▶ Directions: Gather all lines with the word "trade" in them.
◆ ◆ ◆ ◆
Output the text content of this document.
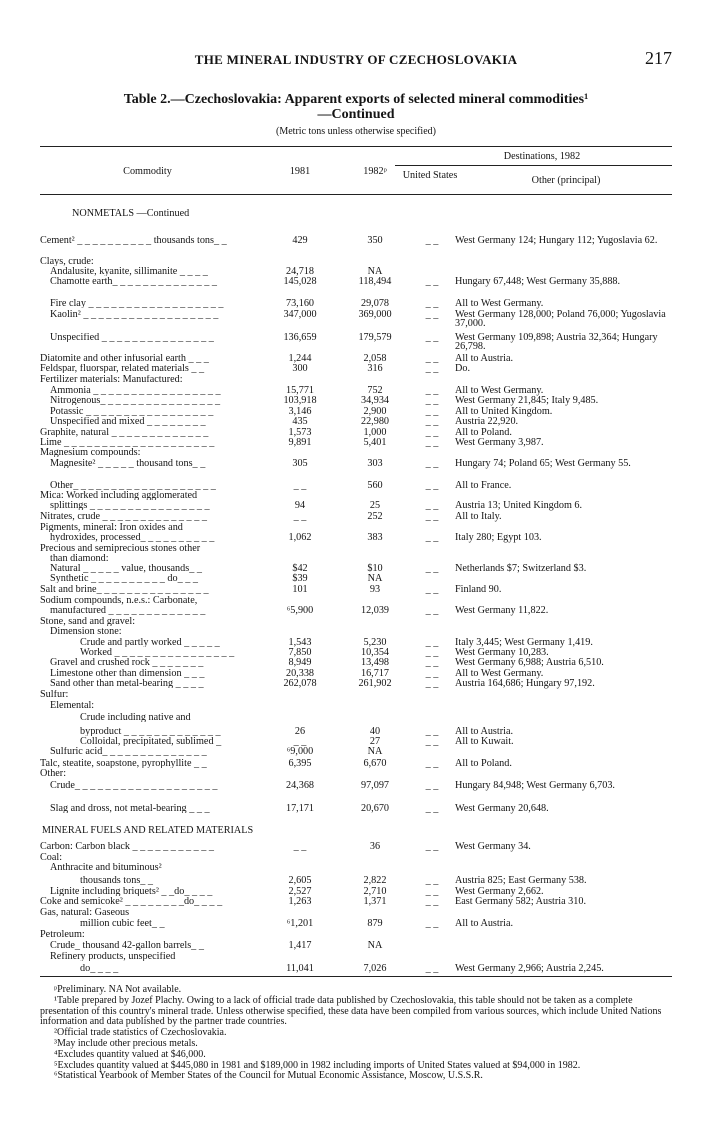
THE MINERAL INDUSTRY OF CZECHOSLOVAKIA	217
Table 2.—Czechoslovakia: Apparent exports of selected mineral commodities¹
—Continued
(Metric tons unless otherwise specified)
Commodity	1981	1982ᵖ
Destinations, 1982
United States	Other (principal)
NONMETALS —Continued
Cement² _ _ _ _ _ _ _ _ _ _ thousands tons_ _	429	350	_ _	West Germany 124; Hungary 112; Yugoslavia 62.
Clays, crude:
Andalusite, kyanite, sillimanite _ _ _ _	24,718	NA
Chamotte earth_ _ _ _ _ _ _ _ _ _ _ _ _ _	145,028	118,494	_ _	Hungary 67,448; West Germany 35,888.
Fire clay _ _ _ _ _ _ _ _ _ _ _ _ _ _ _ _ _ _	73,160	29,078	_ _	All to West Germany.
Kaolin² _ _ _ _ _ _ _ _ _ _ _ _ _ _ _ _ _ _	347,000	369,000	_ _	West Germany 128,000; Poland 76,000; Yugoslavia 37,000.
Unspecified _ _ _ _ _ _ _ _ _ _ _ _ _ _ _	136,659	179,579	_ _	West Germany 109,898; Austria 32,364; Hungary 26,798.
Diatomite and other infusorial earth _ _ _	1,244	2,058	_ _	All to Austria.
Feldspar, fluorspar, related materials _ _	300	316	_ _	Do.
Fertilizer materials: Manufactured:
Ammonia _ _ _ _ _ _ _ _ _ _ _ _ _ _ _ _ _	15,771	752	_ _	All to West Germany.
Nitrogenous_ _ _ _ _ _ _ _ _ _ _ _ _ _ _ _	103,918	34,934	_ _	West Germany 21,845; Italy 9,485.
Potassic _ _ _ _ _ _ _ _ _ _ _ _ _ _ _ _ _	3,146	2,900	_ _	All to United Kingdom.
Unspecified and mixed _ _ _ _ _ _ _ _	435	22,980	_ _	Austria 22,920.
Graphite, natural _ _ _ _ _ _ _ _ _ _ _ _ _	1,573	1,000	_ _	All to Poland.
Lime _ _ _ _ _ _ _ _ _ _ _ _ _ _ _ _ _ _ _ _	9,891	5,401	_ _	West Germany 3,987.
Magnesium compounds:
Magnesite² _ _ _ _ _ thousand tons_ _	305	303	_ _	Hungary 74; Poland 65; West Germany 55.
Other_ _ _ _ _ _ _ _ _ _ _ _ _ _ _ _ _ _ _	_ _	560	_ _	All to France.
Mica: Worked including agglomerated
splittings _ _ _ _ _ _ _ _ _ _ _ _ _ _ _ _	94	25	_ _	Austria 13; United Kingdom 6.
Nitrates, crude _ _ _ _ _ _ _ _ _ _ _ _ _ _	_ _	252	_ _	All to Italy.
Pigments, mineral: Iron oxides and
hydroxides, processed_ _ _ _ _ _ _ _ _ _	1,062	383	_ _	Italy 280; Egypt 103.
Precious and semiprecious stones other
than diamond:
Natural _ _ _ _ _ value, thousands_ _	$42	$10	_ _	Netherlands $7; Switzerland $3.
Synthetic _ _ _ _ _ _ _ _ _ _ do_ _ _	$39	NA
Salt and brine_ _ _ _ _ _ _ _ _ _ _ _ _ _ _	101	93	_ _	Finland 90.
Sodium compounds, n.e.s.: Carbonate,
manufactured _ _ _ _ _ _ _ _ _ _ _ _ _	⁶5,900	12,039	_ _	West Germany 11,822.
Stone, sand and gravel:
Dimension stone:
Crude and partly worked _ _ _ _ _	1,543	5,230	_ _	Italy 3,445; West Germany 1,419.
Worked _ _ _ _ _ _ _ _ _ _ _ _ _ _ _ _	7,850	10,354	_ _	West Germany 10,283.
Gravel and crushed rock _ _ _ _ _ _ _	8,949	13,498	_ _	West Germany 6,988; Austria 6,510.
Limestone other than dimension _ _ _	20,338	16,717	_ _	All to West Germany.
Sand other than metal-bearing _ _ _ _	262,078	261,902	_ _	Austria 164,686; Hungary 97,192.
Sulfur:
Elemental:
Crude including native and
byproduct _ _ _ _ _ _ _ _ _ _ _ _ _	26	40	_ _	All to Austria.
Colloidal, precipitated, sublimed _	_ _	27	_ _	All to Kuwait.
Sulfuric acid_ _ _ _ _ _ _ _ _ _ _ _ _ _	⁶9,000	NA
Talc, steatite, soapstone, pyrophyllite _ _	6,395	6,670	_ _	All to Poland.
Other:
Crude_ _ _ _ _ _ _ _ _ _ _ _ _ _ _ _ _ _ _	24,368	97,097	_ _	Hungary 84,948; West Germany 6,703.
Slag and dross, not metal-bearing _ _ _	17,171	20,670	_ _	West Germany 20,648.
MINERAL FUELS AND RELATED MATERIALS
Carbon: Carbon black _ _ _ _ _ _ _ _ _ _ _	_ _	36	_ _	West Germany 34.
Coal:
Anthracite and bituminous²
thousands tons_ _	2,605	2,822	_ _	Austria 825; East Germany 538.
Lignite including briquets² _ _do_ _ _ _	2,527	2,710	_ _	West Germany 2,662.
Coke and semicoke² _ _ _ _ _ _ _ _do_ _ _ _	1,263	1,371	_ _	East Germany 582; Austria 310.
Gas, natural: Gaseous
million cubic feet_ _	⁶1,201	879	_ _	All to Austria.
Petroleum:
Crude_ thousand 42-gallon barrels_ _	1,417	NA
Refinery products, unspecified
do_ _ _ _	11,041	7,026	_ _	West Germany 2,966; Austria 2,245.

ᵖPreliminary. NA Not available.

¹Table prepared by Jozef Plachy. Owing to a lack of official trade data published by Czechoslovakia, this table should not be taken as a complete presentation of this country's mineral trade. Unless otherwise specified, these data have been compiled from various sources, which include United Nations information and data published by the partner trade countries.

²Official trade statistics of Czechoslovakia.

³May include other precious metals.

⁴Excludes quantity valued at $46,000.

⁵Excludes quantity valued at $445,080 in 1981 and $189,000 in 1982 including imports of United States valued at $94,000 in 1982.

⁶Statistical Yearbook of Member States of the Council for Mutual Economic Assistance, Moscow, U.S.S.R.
◆ ◆ ◆ ◆
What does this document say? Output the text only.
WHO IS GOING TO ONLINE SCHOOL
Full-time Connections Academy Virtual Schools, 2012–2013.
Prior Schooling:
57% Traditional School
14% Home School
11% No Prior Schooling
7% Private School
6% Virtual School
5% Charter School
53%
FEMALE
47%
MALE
◆ ◆ ◆ ◆
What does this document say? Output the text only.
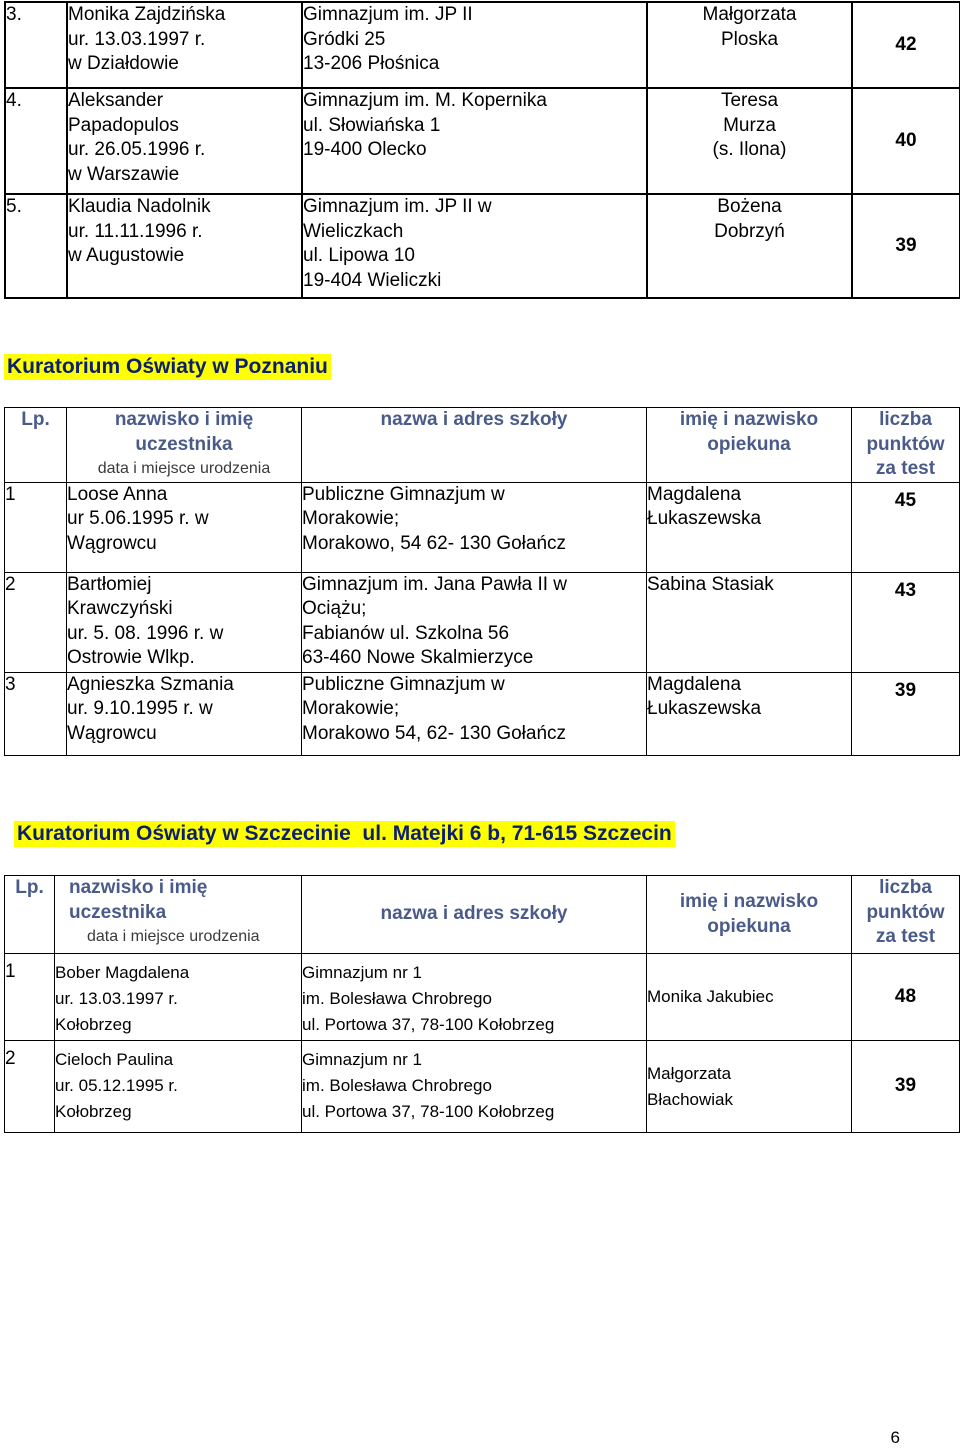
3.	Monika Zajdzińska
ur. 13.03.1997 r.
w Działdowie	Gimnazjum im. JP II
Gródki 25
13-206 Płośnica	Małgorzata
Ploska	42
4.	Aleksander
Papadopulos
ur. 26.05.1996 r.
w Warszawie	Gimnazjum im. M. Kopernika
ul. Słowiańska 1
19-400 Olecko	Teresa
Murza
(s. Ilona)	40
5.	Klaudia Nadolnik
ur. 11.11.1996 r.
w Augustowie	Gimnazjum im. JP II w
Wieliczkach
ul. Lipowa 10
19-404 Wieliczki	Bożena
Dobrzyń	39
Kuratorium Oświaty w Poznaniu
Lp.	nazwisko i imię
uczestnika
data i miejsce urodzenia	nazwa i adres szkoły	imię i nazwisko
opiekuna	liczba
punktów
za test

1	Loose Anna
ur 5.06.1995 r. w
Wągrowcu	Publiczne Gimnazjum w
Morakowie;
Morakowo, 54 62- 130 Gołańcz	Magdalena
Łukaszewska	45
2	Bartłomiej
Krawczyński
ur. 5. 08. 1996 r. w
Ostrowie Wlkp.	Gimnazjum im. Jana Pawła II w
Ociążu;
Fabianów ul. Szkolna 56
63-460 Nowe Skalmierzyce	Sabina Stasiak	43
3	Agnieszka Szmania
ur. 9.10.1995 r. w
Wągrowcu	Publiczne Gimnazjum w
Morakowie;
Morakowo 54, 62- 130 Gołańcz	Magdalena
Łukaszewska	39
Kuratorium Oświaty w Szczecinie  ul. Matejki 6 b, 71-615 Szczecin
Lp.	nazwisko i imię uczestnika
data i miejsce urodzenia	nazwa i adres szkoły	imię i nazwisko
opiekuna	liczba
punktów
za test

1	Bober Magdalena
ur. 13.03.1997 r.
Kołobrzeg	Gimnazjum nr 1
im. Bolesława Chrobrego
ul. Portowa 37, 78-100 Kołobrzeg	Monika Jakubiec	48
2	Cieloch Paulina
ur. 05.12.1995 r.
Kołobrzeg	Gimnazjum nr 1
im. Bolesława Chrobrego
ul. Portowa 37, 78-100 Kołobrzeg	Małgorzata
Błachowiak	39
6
◆ ◆ ◆ ◆
▶ Result of the task:
¹Table prepared by Jozef Plachy. Owing to a lack of official trade data published by Czechoslovakia, this table should not be taken as a complete presentation of this country's mineral trade. Unless otherwise specified, these data have been compiled from various sources, which include United Nations information and data published by the partner trade countries.
²Official trade statistics of Czechoslovakia.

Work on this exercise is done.